_DIRECTIONS:_ Without the images, print all the entries below exactly as given.

_SUPPLIED MATERIAL:_
>> Start

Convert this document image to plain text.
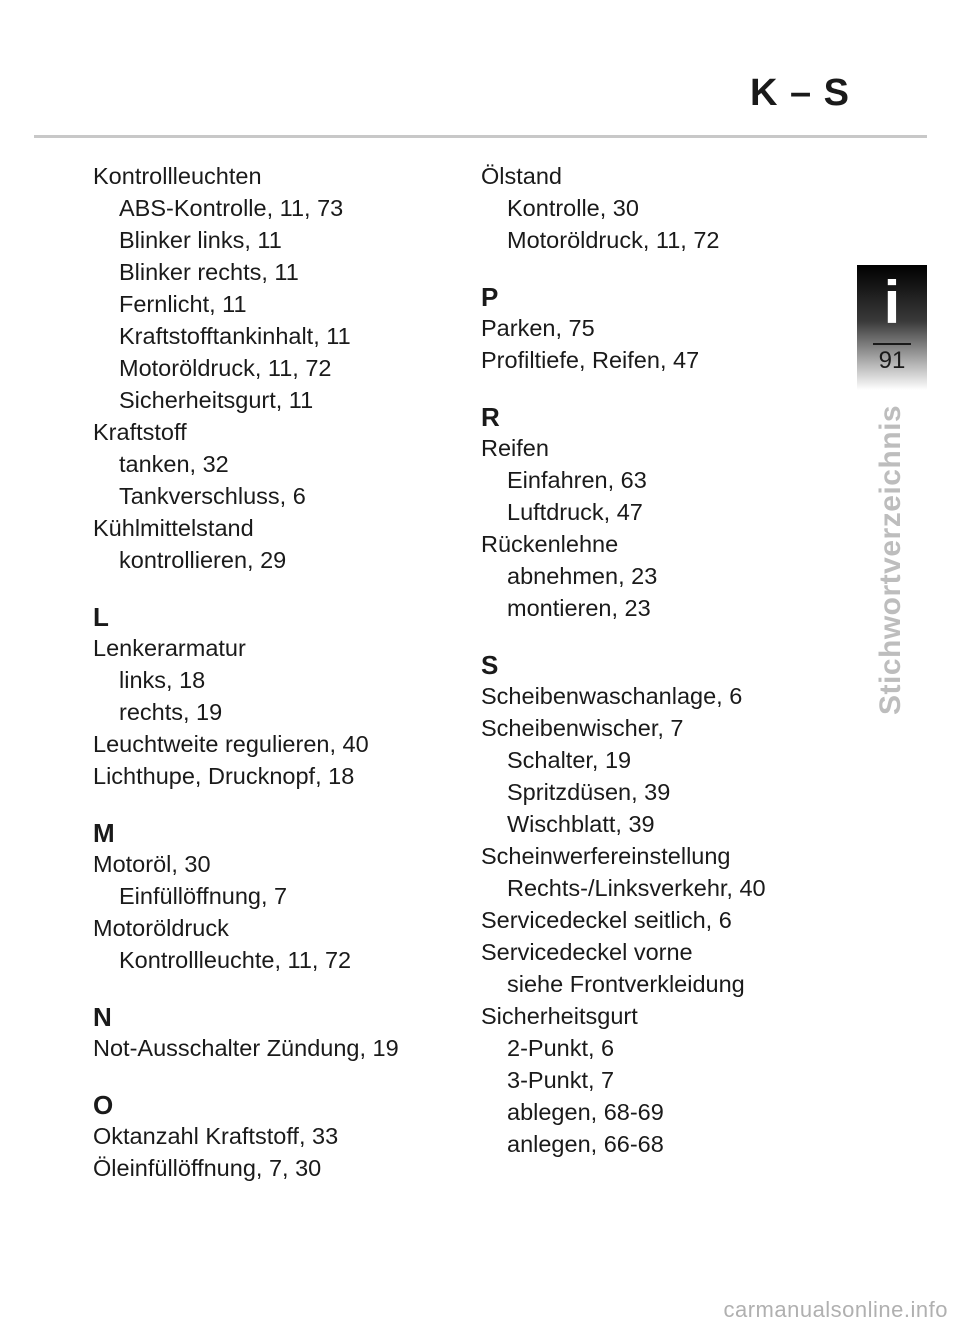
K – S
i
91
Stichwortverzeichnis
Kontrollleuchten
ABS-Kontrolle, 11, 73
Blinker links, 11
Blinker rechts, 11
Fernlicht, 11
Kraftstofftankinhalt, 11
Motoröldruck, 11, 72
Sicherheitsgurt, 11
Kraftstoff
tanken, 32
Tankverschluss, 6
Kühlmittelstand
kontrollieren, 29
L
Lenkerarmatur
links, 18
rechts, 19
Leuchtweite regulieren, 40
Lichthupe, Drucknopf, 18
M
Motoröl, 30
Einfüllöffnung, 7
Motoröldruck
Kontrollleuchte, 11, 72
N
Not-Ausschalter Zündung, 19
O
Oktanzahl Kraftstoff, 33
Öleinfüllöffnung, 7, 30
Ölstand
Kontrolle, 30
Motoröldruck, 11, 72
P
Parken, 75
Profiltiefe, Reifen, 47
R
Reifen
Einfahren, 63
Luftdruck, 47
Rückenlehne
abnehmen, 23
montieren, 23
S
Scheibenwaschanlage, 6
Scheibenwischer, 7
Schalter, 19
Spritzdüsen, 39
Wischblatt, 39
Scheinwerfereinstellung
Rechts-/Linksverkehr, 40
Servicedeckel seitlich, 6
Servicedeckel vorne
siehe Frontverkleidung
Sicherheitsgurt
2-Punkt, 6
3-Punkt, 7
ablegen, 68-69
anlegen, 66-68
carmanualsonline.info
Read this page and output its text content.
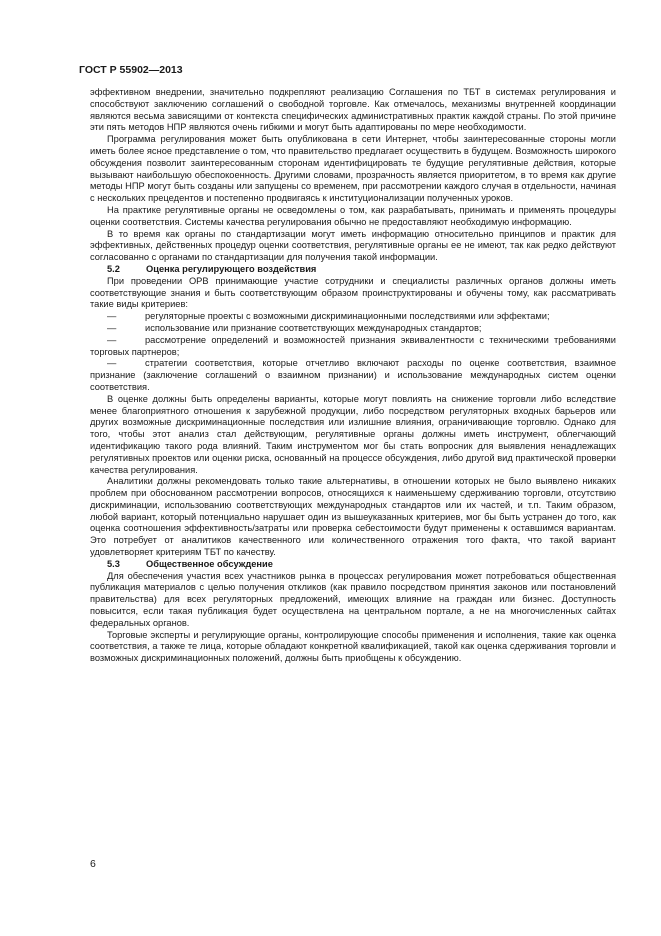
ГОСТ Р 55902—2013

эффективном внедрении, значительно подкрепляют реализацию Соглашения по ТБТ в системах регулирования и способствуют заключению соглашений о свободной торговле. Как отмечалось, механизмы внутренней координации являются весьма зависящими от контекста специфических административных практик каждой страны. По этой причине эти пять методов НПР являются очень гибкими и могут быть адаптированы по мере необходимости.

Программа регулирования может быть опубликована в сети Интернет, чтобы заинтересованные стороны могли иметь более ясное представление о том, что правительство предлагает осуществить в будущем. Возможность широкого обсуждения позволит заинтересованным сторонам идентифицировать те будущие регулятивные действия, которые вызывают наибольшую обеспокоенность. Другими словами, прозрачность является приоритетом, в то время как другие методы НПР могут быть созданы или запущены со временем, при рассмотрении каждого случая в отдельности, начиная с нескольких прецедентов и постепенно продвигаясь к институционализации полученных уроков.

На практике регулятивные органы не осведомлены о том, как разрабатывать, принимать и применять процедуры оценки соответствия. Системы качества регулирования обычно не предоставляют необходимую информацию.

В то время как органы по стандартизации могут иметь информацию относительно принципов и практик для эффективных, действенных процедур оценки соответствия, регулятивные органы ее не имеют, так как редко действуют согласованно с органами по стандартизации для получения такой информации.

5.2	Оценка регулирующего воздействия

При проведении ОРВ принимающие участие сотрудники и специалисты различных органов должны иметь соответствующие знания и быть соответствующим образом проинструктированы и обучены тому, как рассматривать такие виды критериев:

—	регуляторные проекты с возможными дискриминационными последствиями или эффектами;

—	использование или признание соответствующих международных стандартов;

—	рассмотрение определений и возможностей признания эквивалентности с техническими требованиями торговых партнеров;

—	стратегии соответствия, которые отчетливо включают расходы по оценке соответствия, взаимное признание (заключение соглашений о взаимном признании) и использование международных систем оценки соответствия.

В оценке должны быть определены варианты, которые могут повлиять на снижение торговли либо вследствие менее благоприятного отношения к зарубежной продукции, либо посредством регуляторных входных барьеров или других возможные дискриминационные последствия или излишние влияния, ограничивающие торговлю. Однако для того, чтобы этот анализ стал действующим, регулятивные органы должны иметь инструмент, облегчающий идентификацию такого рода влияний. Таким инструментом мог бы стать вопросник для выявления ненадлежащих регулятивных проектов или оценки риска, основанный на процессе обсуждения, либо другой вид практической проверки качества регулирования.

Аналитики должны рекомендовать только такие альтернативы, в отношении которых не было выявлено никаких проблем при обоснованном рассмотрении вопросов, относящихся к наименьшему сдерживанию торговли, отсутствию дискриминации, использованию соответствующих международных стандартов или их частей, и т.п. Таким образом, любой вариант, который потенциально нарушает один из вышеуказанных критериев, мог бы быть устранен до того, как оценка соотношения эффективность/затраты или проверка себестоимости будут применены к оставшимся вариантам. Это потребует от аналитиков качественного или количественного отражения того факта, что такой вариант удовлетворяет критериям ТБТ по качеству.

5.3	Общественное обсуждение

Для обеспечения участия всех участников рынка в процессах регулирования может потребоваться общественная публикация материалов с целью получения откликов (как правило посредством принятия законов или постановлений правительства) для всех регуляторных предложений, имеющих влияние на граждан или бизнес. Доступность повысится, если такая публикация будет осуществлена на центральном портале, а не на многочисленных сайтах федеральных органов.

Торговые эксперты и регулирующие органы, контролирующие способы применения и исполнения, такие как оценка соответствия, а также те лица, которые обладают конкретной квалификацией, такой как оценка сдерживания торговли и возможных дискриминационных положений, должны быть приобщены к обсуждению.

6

>> End

_RESULT:_
Convert this document image to plain text.
K – S
i
91
Stichwortverzeichnis
Kontrollleuchten
ABS-Kontrolle, 11, 73
Blinker links, 11
Blinker rechts, 11
Fernlicht, 11
Kraftstofftankinhalt, 11
Motoröldruck, 11, 72
Sicherheitsgurt, 11
Kraftstoff
tanken, 32
Tankverschluss, 6
Kühlmittelstand
kontrollieren, 29
L
Lenkerarmatur
links, 18
rechts, 19
Leuchtweite regulieren, 40
Lichthupe, Drucknopf, 18
M
Motoröl, 30
Einfüllöffnung, 7
Motoröldruck
Kontrollleuchte, 11, 72
N
Not-Ausschalter Zündung, 19
O
Oktanzahl Kraftstoff, 33
Öleinfüllöffnung, 7, 30
Ölstand
Kontrolle, 30
Motoröldruck, 11, 72
P
Parken, 75
Profiltiefe, Reifen, 47
R
Reifen
Einfahren, 63
Luftdruck, 47
Rückenlehne
abnehmen, 23
montieren, 23
S
Scheibenwaschanlage, 6
Scheibenwischer, 7
Schalter, 19
Spritzdüsen, 39
Wischblatt, 39
Scheinwerfereinstellung
Rechts-/Linksverkehr, 40
Servicedeckel seitlich, 6
Servicedeckel vorne
siehe Frontverkleidung
Sicherheitsgurt
2-Punkt, 6
3-Punkt, 7
ablegen, 68-69
anlegen, 66-68
carmanualsonline.info
Read this page and output its text content.
ГОСТ Р 55902—2013

эффективном внедрении, значительно подкрепляют реализацию Соглашения по ТБТ в системах регулирования и способствуют заключению соглашений о свободной торговле. Как отмечалось, механизмы внутренней координации являются весьма зависящими от контекста специфических административных практик каждой страны. По этой причине эти пять методов НПР являются очень гибкими и могут быть адаптированы по мере необходимости.

Программа регулирования может быть опубликована в сети Интернет, чтобы заинтересованные стороны могли иметь более ясное представление о том, что правительство предлагает осуществить в будущем. Возможность широкого обсуждения позволит заинтересованным сторонам идентифицировать те будущие регулятивные действия, которые вызывают наибольшую обеспокоенность. Другими словами, прозрачность является приоритетом, в то время как другие методы НПР могут быть созданы или запущены со временем, при рассмотрении каждого случая в отдельности, начиная с нескольких прецедентов и постепенно продвигаясь к институционализации полученных уроков.

На практике регулятивные органы не осведомлены о том, как разрабатывать, принимать и применять процедуры оценки соответствия. Системы качества регулирования обычно не предоставляют необходимую информацию.

В то время как органы по стандартизации могут иметь информацию относительно принципов и практик для эффективных, действенных процедур оценки соответствия, регулятивные органы ее не имеют, так как редко действуют согласованно с органами по стандартизации для получения такой информации.

5.2	Оценка регулирующего воздействия

При проведении ОРВ принимающие участие сотрудники и специалисты различных органов должны иметь соответствующие знания и быть соответствующим образом проинструктированы и обучены тому, как рассматривать такие виды критериев:

—	регуляторные проекты с возможными дискриминационными последствиями или эффектами;

—	использование или признание соответствующих международных стандартов;

—	рассмотрение определений и возможностей признания эквивалентности с техническими требованиями торговых партнеров;

—	стратегии соответствия, которые отчетливо включают расходы по оценке соответствия, взаимное признание (заключение соглашений о взаимном признании) и использование международных систем оценки соответствия.

В оценке должны быть определены варианты, которые могут повлиять на снижение торговли либо вследствие менее благоприятного отношения к зарубежной продукции, либо посредством регуляторных входных барьеров или других возможные дискриминационные последствия или излишние влияния, ограничивающие торговлю. Однако для того, чтобы этот анализ стал действующим, регулятивные органы должны иметь инструмент, облегчающий идентификацию такого рода влияний. Таким инструментом мог бы стать вопросник для выявления ненадлежащих регулятивных проектов или оценки риска, основанный на процессе обсуждения, либо другой вид практической проверки качества регулирования.

Аналитики должны рекомендовать только такие альтернативы, в отношении которых не было выявлено никаких проблем при обоснованном рассмотрении вопросов, относящихся к наименьшему сдерживанию торговли, отсутствию дискриминации, использованию соответствующих международных стандартов или их частей, и т.п. Таким образом, любой вариант, который потенциально нарушает один из вышеуказанных критериев, мог бы быть устранен до того, как оценка соотношения эффективность/затраты или проверка себестоимости будут применены к оставшимся вариантам. Это потребует от аналитиков качественного или количественного отражения того факта, что такой вариант удовлетворяет критериям ТБТ по качеству.

5.3	Общественное обсуждение

Для обеспечения участия всех участников рынка в процессах регулирования может потребоваться общественная публикация материалов с целью получения откликов (как правило посредством принятия законов или постановлений правительства) для всех регуляторных предложений, имеющих влияние на граждан или бизнес. Доступность повысится, если такая публикация будет осуществлена на центральном портале, а не на многочисленных сайтах федеральных органов.

Торговые эксперты и регулирующие органы, контролирующие способы применения и исполнения, такие как оценка соответствия, а также те лица, которые обладают конкретной квалификацией, такой как оценка сдерживания торговли и возможных дискриминационных положений, должны быть приобщены к обсуждению.

6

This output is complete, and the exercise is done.